This is a youthful South Korean film about a Seoul fish market vender who becomes the victim of rape. In various ways this is not your usual rape movie. O-bok (a powerful Jeong Aehwa) is 61 and petite and feisty, which may make her not seem a likely victim. though her energy may make her youthful and attractive. The audience never sees the rape, only events leading up to it and away from it. You might feel this way is more from the victim's point of view, since O-bok cannot "observe" what is happening to her when she's assaulted. But this might be considered the public's point of view, because no one wants to think about rape.

There is the freshness and boldness of the newcomer about this film made as a graduation feature for the film school of Danking University. The school is also the producer. A relentless little movie, it's made up of many small naturalistic scenes made so the action and shifts of locale never let up. Kim decided on few closeup shots and an avoidance of camera movement: a calm, placid lens, an ironic contrast to the protagonist's turbulent state. There's a relentlessly unfun, style-less quality, but one might have said that about Italian neorealist films that are now classics. Director Kim is taking on society - which, despite #MeToo and changing attitudes, is a tough decision to make. The title she has said is an homage to Chekhov's The Seagull but doesn't relate specifically to the play; she thinks of her protagonist as a bird who can't fly away, and also was reminded of the sound, to her, of the English word "girl."

-*-*-

- **Request A**
In the film review, switch "fish market" to "seafood market" and write out the passage starting with "This is a youthful" and going on through "think about rape.".
- **Request B**
Proceed with the review of the South Korean film, writing on from its last sentence.
The rows are not required here.

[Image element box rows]

-*-*-

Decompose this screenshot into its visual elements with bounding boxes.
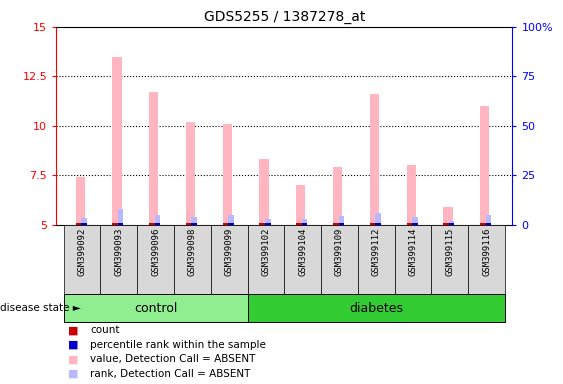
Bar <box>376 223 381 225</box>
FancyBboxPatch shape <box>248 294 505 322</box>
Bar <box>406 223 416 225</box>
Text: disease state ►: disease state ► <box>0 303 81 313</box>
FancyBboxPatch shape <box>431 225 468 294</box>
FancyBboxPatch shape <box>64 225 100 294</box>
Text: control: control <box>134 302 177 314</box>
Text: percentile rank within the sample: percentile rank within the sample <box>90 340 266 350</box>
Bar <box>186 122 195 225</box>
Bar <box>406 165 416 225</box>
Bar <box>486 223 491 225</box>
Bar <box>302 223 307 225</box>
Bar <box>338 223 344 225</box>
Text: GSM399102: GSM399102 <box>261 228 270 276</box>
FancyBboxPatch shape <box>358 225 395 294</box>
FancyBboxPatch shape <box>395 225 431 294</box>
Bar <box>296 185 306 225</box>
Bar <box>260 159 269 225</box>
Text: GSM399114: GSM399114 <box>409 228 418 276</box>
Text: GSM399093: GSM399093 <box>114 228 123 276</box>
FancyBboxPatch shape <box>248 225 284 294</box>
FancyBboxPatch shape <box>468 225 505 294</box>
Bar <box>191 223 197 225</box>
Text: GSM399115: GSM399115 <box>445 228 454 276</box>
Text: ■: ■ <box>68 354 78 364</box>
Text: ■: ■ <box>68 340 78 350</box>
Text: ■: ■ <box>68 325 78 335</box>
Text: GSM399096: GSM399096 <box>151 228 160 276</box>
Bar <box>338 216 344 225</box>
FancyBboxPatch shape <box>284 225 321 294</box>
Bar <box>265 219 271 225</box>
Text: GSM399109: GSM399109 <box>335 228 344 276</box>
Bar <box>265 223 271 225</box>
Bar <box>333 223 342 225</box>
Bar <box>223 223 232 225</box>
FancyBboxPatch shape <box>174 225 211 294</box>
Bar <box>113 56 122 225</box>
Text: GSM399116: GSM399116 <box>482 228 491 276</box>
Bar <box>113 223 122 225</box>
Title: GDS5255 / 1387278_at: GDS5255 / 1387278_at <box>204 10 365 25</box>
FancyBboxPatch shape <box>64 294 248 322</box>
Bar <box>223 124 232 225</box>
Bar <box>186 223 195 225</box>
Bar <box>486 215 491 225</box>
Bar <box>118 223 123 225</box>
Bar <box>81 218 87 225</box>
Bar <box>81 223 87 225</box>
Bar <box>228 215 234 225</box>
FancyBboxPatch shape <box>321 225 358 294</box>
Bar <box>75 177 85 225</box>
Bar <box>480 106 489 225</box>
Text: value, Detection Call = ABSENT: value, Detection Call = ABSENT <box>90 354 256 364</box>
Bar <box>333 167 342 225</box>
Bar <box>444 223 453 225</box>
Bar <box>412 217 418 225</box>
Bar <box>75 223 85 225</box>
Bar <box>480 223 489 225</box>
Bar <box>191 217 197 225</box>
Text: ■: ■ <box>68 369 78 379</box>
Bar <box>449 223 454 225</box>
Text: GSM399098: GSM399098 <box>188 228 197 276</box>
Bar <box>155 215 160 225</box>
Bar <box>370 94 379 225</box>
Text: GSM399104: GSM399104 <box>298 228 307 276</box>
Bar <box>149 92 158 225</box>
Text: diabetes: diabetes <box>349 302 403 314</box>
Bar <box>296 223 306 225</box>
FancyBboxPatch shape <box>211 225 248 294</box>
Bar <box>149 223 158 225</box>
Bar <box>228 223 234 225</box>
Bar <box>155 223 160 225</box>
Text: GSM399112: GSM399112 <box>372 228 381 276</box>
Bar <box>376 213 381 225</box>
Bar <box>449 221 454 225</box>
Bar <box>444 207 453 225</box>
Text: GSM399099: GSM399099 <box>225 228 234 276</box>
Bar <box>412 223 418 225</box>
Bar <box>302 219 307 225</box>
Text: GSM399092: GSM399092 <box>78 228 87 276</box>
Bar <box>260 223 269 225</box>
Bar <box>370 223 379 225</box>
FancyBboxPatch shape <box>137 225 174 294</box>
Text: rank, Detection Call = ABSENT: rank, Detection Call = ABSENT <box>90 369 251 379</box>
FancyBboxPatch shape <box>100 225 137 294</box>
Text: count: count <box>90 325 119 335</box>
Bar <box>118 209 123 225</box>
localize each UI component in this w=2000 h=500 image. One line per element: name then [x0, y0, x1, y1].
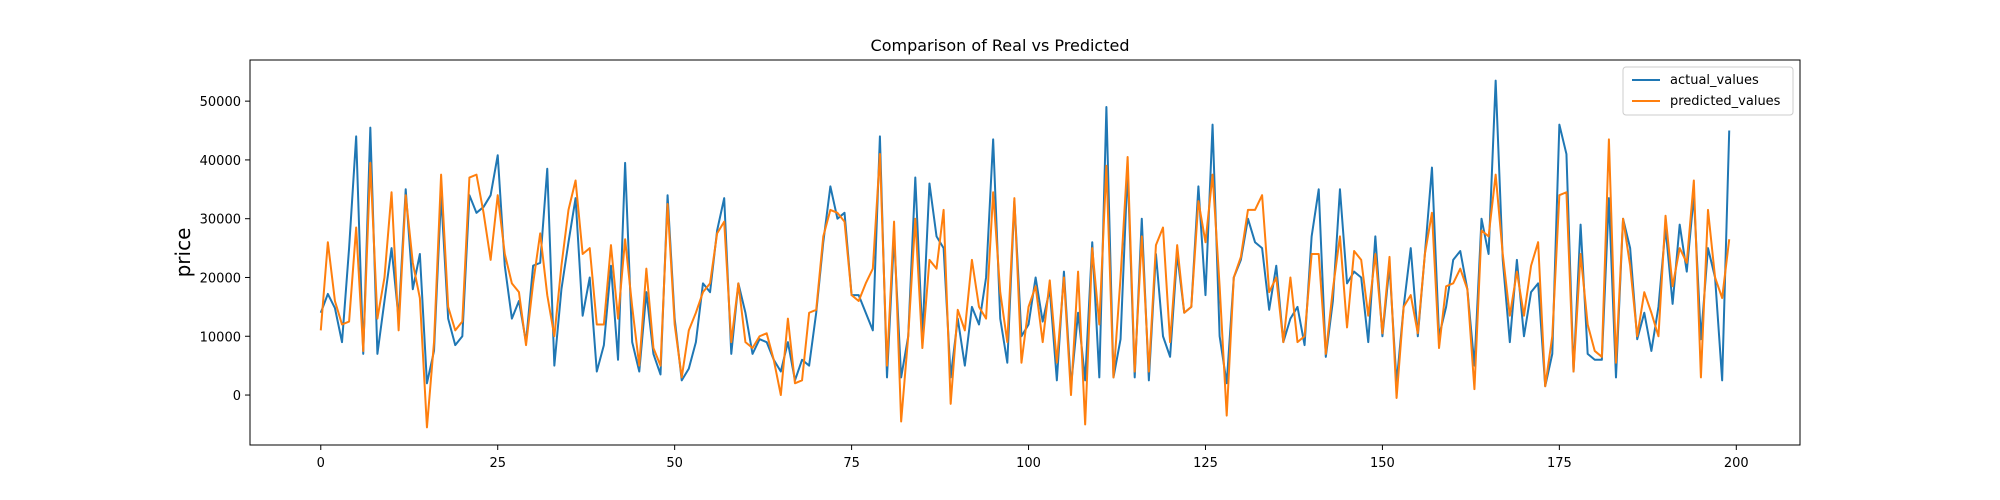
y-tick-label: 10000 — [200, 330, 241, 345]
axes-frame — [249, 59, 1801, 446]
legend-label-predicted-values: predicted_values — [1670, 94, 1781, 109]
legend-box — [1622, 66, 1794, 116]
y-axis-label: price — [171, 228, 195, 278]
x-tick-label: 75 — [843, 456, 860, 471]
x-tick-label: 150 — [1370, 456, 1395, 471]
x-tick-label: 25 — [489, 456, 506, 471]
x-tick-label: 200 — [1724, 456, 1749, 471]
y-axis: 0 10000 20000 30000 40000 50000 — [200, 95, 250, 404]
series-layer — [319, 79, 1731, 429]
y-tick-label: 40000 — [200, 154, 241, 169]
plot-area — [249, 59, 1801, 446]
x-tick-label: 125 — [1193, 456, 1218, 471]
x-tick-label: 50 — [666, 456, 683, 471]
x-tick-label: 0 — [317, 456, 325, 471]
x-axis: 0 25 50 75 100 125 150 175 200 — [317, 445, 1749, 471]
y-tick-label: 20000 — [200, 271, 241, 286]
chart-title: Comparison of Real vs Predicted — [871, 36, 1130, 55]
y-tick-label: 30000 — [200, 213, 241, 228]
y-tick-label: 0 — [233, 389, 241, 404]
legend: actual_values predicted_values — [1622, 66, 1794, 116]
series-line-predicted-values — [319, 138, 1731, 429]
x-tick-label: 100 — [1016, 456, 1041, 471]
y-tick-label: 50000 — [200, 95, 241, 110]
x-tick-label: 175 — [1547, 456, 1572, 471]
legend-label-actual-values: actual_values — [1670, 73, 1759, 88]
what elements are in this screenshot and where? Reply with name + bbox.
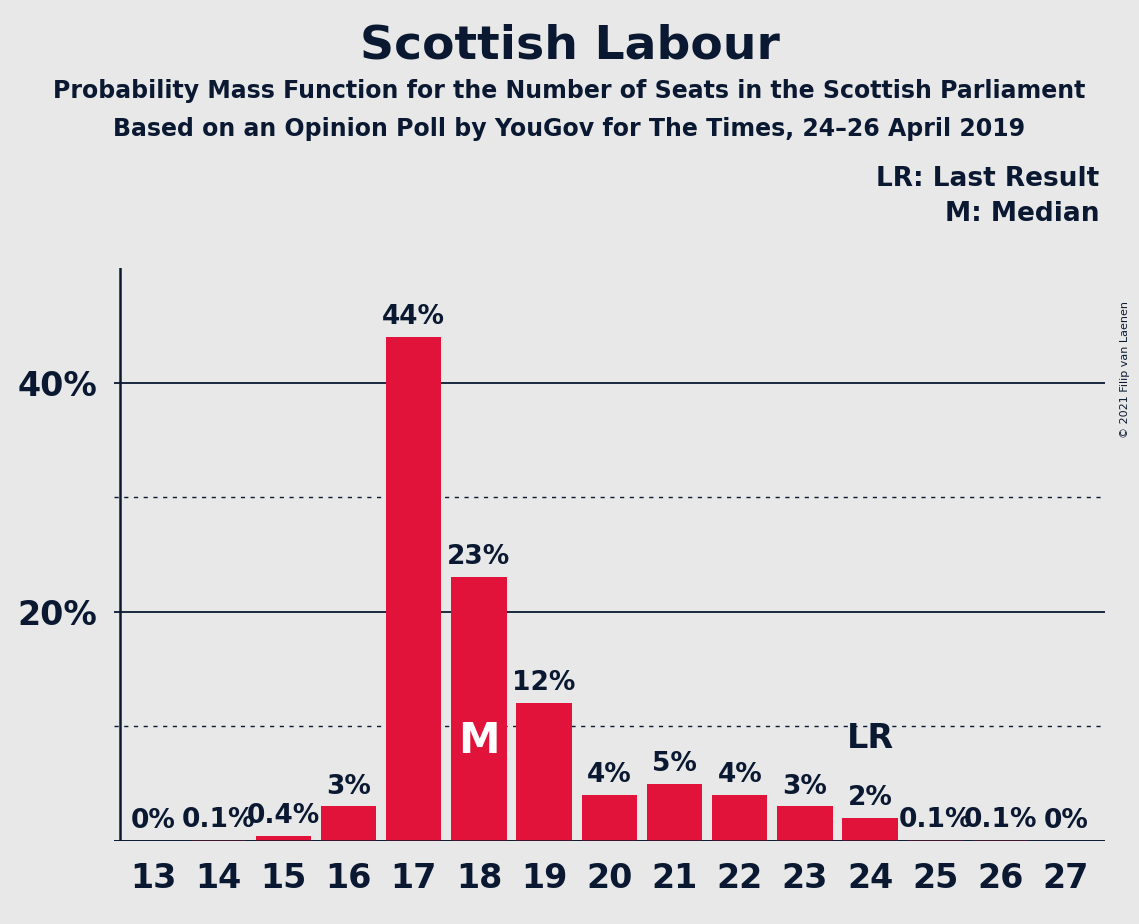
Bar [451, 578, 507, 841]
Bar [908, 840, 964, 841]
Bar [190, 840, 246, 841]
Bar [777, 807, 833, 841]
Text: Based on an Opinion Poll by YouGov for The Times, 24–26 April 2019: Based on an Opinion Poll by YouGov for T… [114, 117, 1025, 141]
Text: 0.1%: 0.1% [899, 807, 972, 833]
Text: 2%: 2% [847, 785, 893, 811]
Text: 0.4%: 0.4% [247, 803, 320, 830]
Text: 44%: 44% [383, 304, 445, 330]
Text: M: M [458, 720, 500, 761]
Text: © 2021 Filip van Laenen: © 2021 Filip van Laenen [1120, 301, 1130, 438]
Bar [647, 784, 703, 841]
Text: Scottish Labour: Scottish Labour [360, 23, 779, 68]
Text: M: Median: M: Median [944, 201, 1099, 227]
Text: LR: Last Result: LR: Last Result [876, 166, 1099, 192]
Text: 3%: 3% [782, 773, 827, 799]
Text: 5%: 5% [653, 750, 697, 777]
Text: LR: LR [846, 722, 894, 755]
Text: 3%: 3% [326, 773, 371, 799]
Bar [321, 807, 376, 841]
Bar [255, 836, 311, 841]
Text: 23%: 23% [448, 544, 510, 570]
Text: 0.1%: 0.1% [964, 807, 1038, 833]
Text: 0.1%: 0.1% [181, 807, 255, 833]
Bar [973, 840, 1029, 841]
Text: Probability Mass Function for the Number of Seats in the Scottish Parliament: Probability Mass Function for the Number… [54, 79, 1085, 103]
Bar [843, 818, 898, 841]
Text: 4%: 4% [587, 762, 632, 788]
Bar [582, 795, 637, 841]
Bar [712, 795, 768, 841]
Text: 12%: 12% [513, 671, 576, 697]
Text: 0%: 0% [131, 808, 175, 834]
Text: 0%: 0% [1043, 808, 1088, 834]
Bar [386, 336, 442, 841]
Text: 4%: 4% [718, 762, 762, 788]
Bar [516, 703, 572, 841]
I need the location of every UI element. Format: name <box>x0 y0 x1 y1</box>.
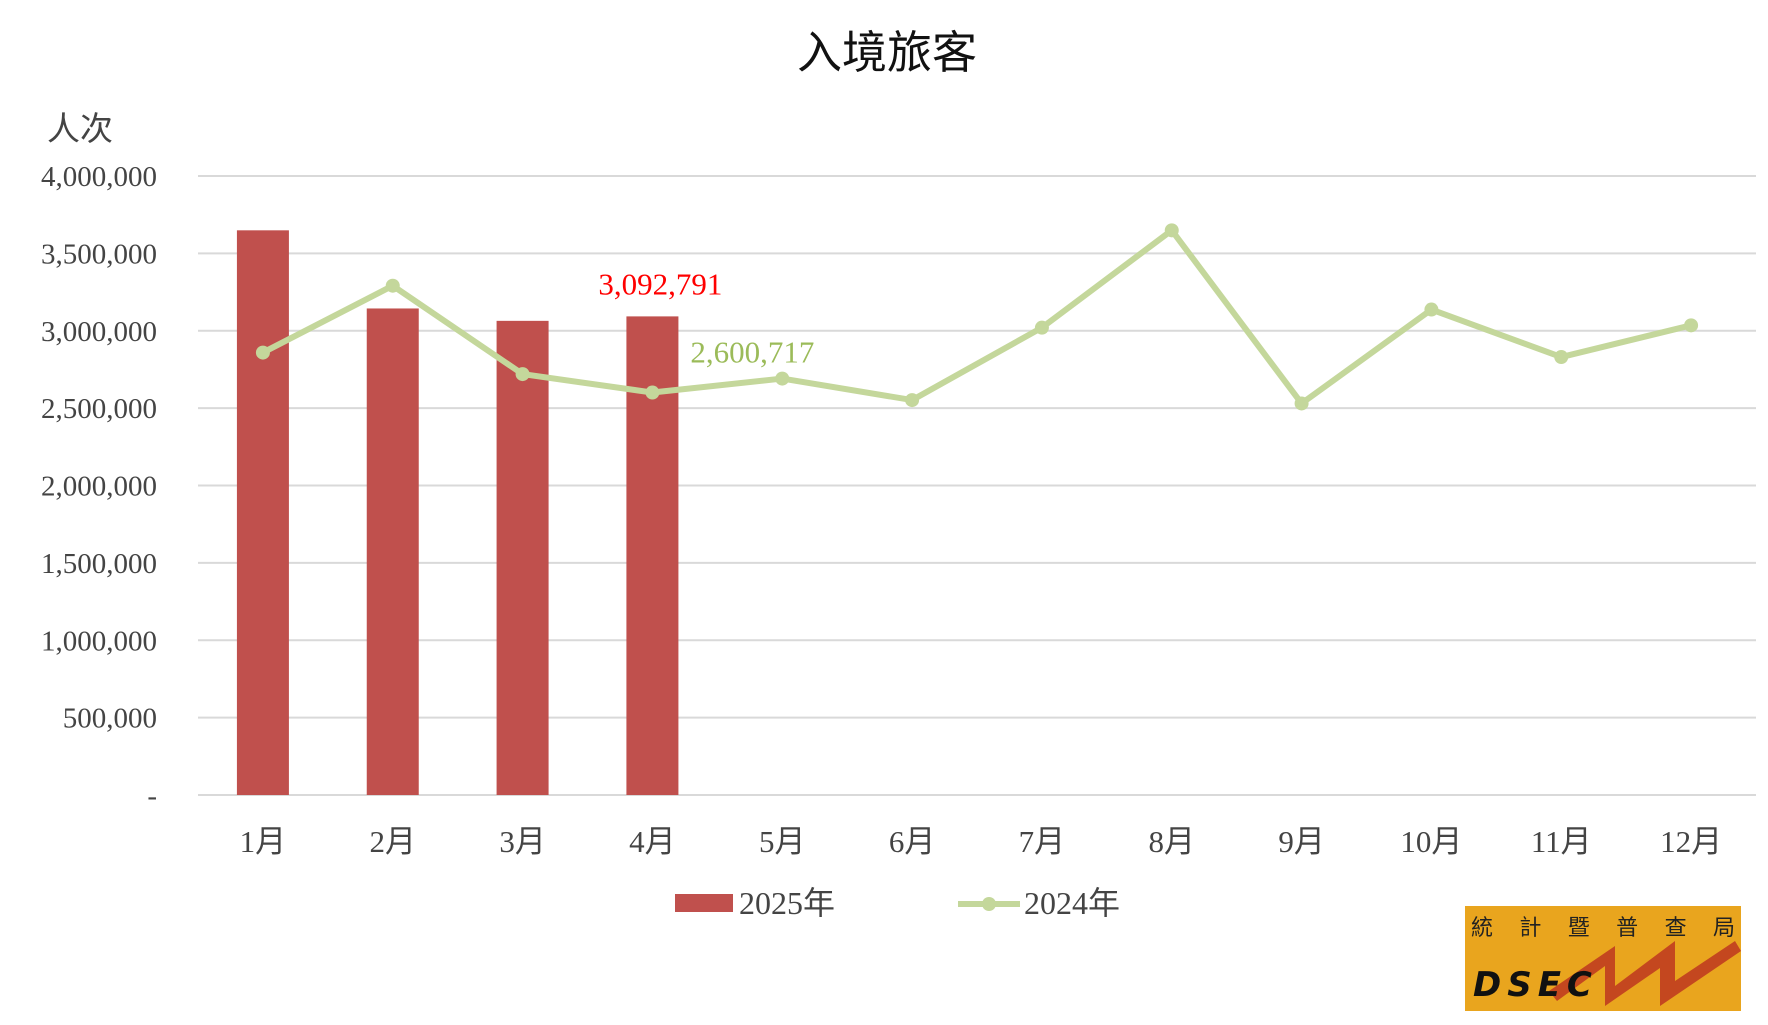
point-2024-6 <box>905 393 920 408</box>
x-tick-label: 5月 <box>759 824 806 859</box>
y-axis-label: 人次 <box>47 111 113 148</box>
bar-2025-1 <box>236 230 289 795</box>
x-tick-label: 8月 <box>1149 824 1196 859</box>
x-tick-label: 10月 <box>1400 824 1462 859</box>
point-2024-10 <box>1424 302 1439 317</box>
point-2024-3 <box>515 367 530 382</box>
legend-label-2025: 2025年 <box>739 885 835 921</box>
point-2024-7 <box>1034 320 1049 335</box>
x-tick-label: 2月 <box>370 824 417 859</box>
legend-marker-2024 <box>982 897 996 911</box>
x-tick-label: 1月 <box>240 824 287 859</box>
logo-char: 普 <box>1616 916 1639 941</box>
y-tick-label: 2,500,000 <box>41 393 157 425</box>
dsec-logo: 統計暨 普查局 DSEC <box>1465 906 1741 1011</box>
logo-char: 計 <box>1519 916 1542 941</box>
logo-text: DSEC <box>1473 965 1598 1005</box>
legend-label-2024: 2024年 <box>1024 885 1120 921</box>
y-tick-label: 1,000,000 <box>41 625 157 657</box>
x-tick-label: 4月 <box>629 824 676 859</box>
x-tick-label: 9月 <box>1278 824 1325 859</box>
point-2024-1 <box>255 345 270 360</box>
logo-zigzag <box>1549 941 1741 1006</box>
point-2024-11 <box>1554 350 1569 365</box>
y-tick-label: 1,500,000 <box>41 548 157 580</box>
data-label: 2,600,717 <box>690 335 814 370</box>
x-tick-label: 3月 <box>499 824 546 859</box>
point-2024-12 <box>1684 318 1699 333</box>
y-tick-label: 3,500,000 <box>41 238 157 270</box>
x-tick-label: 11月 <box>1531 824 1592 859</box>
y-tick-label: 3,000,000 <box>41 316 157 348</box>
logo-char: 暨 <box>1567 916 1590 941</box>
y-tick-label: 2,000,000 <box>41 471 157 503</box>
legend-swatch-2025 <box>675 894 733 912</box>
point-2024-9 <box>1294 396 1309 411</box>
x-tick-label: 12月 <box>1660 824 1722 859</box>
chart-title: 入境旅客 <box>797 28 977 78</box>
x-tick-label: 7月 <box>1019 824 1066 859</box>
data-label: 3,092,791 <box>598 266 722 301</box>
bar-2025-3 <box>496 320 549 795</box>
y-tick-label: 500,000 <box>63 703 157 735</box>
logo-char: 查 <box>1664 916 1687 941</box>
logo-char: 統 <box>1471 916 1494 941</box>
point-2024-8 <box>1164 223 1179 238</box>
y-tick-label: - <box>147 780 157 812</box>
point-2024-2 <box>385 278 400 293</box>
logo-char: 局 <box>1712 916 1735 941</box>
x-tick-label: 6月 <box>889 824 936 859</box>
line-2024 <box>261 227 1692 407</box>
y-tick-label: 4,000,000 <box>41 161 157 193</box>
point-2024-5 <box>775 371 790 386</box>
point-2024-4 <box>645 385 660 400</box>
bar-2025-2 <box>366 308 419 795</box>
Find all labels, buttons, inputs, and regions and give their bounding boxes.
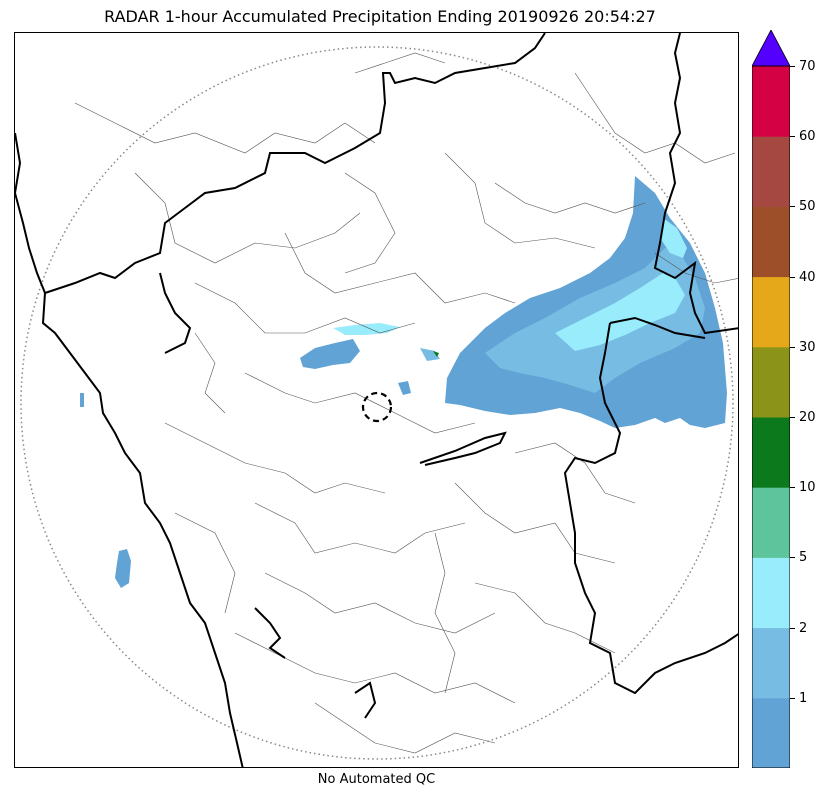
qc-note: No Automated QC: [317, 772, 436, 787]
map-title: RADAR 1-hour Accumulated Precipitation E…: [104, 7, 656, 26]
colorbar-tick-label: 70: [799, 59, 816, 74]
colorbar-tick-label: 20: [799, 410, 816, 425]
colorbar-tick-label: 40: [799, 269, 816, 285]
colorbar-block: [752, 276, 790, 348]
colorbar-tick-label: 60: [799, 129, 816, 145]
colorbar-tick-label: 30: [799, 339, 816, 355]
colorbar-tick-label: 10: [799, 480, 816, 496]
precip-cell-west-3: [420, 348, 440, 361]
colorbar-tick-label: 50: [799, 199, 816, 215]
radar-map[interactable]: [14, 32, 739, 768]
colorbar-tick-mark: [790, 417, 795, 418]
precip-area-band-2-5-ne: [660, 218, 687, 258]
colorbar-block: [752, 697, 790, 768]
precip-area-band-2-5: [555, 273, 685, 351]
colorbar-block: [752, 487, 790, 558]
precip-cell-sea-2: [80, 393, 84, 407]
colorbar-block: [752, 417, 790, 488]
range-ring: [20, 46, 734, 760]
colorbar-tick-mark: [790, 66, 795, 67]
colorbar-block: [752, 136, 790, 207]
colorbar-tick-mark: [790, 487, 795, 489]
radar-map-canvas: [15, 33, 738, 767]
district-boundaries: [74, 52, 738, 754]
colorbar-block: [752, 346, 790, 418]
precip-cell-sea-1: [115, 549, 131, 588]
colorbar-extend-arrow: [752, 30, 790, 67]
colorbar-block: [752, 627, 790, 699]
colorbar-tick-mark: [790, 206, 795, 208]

-*-*-

- **Task result A**
This is a youthful South Korean film about a Seoul seafood market vender who becomes the victim of rape. In various ways this is not your usual rape movie. O-bok (a powerful Jeong Aehwa) is 61 and petite and feisty, which may make her not seem a likely victim. though her energy may make her youthful and attractive. The audience never sees the rape, only events leading up to it and away from it. You might feel this way is more from the victim's point of view, since O-bok cannot "observe" what is happening to her when she's assaulted. But this might be considered the public's point of view, because no one wants to think about rape.

- **Task result B**
The director planned to focus on a mother-daughter relationship in a sexual assault but later chose to make the mother the victim, which surely adds to the resonance, or lack of it, in the society beyond, since this woman is the breadwinner of the family whose lack of education makes her daughters tempted to distance themselves. This is a film about class as well as male power, and a film about the dangerous role of alcohol in Korean culture. O-bok's three daughters have gotten college educations thanks to her hard work and she is left seeming to them rude and uneducated. A fishmonger, she can talk like one. In a rather overly explicit one-way phone conversation O-bok remonstrates with her own mother, who now has dementia, for not assuring her an education with the many benefits it would have brought her in life.

The market is waiting for government-aided improvements. Getting all the venders on board for this requires bonding which, in Korean culture, requires getting drunk together. O-bok is assaulted by Gi-taek, a fellow vender and the powerful chairman of the redevelopment committee. We don't glimpse him till later. He can't be made vulnerable.

It's after a stiff dressup restaurant dinner where O-tek, her husband and the betrothed eldest daughter sit down with the groom and his parents, that O-tek goes and hangs out with coworkers to unwind by getting drunk herself. When she's drunk the others leave her, thinking her "safe," and the assault - which we don't see - occurs. She is bleeding as she comes out of the subway on the way home. The moment of shock and realization this causes for the reader is a potent one.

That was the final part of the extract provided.